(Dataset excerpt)
-- -- --

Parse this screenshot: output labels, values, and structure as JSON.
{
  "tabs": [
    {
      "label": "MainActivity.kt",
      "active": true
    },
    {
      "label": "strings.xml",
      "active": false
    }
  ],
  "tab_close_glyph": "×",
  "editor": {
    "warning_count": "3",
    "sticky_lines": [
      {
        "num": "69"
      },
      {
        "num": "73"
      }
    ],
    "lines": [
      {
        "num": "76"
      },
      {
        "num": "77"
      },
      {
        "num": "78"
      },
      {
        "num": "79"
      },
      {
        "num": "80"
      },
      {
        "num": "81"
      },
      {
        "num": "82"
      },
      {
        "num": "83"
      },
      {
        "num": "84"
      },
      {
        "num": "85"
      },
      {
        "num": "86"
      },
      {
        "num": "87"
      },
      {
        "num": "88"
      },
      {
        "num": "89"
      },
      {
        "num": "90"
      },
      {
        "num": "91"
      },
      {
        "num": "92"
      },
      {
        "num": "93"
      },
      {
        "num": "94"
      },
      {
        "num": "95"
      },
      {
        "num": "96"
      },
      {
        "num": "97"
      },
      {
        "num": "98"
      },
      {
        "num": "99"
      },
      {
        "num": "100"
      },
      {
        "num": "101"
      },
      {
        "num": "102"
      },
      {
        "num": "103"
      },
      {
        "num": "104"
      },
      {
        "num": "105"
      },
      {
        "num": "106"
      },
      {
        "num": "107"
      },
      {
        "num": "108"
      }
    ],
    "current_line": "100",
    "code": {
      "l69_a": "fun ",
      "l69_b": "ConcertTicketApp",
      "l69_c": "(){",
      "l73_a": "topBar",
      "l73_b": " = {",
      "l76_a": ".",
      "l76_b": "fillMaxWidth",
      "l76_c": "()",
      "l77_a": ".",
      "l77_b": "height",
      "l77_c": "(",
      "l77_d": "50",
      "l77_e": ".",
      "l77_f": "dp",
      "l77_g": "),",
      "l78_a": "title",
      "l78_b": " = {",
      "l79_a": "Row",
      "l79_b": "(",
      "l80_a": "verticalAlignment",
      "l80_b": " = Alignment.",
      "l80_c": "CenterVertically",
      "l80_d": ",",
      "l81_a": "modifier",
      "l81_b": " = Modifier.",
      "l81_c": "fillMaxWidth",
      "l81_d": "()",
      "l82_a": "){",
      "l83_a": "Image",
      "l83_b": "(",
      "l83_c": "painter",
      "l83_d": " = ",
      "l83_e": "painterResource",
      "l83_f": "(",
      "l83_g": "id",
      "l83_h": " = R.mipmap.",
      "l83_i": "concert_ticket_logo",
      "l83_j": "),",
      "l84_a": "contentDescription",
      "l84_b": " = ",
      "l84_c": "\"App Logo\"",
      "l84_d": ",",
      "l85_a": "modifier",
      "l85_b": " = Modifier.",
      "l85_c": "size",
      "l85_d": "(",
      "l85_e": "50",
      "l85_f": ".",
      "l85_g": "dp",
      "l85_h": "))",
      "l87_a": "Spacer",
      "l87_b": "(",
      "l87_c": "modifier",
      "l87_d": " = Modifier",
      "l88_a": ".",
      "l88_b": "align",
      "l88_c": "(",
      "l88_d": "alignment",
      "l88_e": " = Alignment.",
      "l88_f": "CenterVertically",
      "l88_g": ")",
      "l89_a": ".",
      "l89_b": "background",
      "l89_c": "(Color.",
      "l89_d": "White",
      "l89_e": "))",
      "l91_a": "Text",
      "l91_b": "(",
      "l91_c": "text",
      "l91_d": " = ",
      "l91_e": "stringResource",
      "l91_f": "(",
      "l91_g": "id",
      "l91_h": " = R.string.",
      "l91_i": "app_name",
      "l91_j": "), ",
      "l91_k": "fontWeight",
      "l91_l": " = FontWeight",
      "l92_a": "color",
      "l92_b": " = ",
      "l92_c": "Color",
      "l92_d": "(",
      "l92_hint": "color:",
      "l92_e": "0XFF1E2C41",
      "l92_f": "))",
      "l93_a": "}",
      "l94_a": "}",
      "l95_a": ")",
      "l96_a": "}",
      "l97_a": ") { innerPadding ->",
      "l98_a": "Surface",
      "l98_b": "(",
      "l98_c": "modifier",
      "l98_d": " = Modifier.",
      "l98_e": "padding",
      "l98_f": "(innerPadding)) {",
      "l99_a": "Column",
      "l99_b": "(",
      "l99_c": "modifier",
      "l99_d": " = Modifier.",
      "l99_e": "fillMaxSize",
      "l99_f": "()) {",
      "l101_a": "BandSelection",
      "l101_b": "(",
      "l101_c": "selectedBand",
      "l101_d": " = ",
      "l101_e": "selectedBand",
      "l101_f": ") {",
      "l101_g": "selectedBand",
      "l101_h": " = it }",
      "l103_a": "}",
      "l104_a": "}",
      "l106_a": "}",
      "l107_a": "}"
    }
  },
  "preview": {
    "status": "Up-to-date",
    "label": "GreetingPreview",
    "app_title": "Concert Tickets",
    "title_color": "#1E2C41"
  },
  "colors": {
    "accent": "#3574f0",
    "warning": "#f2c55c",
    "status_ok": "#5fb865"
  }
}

-- -- --

[EXERCISE DETAILS] Set down all of the records shown above once more, exactly.

[COMPLETE OUTPUT]
Parse this screenshot: output labels, values, and structure as JSON.
{
  "tabs": [
    {
      "label": "MainActivity.kt",
      "active": true
    },
    {
      "label": "strings.xml",
      "active": false
    }
  ],
  "tab_close_glyph": "×",
  "editor": {
    "warning_count": "3",
    "sticky_lines": [
      {
        "num": "69"
      },
      {
        "num": "73"
      }
    ],
    "lines": [
      {
        "num": "76"
      },
      {
        "num": "77"
      },
      {
        "num": "78"
      },
      {
        "num": "79"
      },
      {
        "num": "80"
      },
      {
        "num": "81"
      },
      {
        "num": "82"
      },
      {
        "num": "83"
      },
      {
        "num": "84"
      },
      {
        "num": "85"
      },
      {
        "num": "86"
      },
      {
        "num": "87"
      },
      {
        "num": "88"
      },
      {
        "num": "89"
      },
      {
        "num": "90"
      },
      {
        "num": "91"
      },
      {
        "num": "92"
      },
      {
        "num": "93"
      },
      {
        "num": "94"
      },
      {
        "num": "95"
      },
      {
        "num": "96"
      },
      {
        "num": "97"
      },
      {
        "num": "98"
      },
      {
        "num": "99"
      },
      {
        "num": "100"
      },
      {
        "num": "101"
      },
      {
        "num": "102"
      },
      {
        "num": "103"
      },
      {
        "num": "104"
      },
      {
        "num": "105"
      },
      {
        "num": "106"
      },
      {
        "num": "107"
      },
      {
        "num": "108"
      }
    ],
    "current_line": "100",
    "code": {
      "l69_a": "fun ",
      "l69_b": "ConcertTicketApp",
      "l69_c": "(){",
      "l73_a": "topBar",
      "l73_b": " = {",
      "l76_a": ".",
      "l76_b": "fillMaxWidth",
      "l76_c": "()",
      "l77_a": ".",
      "l77_b": "height",
      "l77_c": "(",
      "l77_d": "50",
      "l77_e": ".",
      "l77_f": "dp",
      "l77_g": "),",
      "l78_a": "title",
      "l78_b": " = {",
      "l79_a": "Row",
      "l79_b": "(",
      "l80_a": "verticalAlignment",
      "l80_b": " = Alignment.",
      "l80_c": "CenterVertically",
      "l80_d": ",",
      "l81_a": "modifier",
      "l81_b": " = Modifier.",
      "l81_c": "fillMaxWidth",
      "l81_d": "()",
      "l82_a": "){",
      "l83_a": "Image",
      "l83_b": "(",
      "l83_c": "painter",
      "l83_d": " = ",
      "l83_e": "painterResource",
      "l83_f": "(",
      "l83_g": "id",
      "l83_h": " = R.mipmap.",
      "l83_i": "concert_ticket_logo",
      "l83_j": "),",
      "l84_a": "contentDescription",
      "l84_b": " = ",
      "l84_c": "\"App Logo\"",
      "l84_d": ",",
      "l85_a": "modifier",
      "l85_b": " = Modifier.",
      "l85_c": "size",
      "l85_d": "(",
      "l85_e": "50",
      "l85_f": ".",
      "l85_g": "dp",
      "l85_h": "))",
      "l87_a": "Spacer",
      "l87_b": "(",
      "l87_c": "modifier",
      "l87_d": " = Modifier",
      "l88_a": ".",
      "l88_b": "align",
      "l88_c": "(",
      "l88_d": "alignment",
      "l88_e": " = Alignment.",
      "l88_f": "CenterVertically",
      "l88_g": ")",
      "l89_a": ".",
      "l89_b": "background",
      "l89_c": "(Color.",
      "l89_d": "White",
      "l89_e": "))",
      "l91_a": "Text",
      "l91_b": "(",
      "l91_c": "text",
      "l91_d": " = ",
      "l91_e": "stringResource",
      "l91_f": "(",
      "l91_g": "id",
      "l91_h": " = R.string.",
      "l91_i": "app_name",
      "l91_j": "), ",
      "l91_k": "fontWeight",
      "l91_l": " = FontWeight",
      "l92_a": "color",
      "l92_b": " = ",
      "l92_c": "Color",
      "l92_d": "(",
      "l92_hint": "color:",
      "l92_e": "0XFF1E2C41",
      "l92_f": "))",
      "l93_a": "}",
      "l94_a": "}",
      "l95_a": ")",
      "l96_a": "}",
      "l97_a": ") { innerPadding ->",
      "l98_a": "Surface",
      "l98_b": "(",
      "l98_c": "modifier",
      "l98_d": " = Modifier.",
      "l98_e": "padding",
      "l98_f": "(innerPadding)) {",
      "l99_a": "Column",
      "l99_b": "(",
      "l99_c": "modifier",
      "l99_d": " = Modifier.",
      "l99_e": "fillMaxSize",
      "l99_f": "()) {",
      "l101_a": "BandSelection",
      "l101_b": "(",
      "l101_c": "selectedBand",
      "l101_d": " = ",
      "l101_e": "selectedBand",
      "l101_f": ") {",
      "l101_g": "selectedBand",
      "l101_h": " = it }",
      "l103_a": "}",
      "l104_a": "}",
      "l106_a": "}",
      "l107_a": "}"
    }
  },
  "preview": {
    "status": "Up-to-date",
    "label": "GreetingPreview",
    "app_title": "Concert Tickets",
    "title_color": "#1E2C41"
  },
  "colors": {
    "accent": "#3574f0",
    "warning": "#f2c55c",
    "status_ok": "#5fb865"
  }
}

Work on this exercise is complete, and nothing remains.